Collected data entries

▼

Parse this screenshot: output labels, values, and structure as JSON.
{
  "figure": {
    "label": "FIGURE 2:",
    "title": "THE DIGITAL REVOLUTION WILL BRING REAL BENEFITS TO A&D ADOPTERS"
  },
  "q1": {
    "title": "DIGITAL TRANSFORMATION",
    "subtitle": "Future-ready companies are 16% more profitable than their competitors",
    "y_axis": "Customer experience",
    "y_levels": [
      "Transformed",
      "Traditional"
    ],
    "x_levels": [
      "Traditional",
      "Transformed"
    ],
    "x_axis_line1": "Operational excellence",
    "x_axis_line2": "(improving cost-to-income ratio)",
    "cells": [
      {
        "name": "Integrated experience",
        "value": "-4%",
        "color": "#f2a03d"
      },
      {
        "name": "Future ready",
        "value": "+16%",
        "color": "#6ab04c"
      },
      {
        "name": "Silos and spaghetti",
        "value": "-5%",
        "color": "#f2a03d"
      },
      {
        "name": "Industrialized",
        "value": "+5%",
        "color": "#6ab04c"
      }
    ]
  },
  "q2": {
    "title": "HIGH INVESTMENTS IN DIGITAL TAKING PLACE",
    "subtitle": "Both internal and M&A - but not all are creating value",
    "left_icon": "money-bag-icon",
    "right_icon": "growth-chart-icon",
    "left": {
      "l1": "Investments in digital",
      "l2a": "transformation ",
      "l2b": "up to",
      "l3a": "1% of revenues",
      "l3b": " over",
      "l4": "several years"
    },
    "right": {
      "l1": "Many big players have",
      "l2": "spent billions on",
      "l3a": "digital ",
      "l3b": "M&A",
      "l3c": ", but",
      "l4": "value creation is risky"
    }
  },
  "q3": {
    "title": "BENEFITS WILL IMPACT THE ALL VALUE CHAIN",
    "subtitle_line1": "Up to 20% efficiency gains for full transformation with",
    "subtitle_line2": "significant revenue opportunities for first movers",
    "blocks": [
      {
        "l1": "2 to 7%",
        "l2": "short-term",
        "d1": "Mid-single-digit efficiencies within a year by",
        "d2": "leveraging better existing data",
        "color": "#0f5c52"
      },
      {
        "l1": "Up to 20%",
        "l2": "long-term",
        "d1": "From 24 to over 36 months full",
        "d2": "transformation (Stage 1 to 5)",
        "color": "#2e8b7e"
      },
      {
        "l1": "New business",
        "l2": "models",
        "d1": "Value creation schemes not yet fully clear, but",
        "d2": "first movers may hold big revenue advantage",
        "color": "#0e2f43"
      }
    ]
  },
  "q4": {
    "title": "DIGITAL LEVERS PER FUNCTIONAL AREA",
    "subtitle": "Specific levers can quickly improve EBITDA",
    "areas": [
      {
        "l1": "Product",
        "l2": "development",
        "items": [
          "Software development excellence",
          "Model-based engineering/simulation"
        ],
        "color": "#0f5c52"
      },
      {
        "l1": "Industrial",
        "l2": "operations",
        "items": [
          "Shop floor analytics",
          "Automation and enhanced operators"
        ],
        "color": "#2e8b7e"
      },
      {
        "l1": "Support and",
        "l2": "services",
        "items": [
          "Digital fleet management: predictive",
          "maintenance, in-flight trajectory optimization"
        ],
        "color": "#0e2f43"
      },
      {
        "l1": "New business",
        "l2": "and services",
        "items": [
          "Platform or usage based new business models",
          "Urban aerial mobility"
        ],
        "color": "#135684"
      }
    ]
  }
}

▲

**TASK BRIEF:** Work out how many lines of the data above contain the string "development" and give the number alone.

**RESULT OF THIS TASK:** 2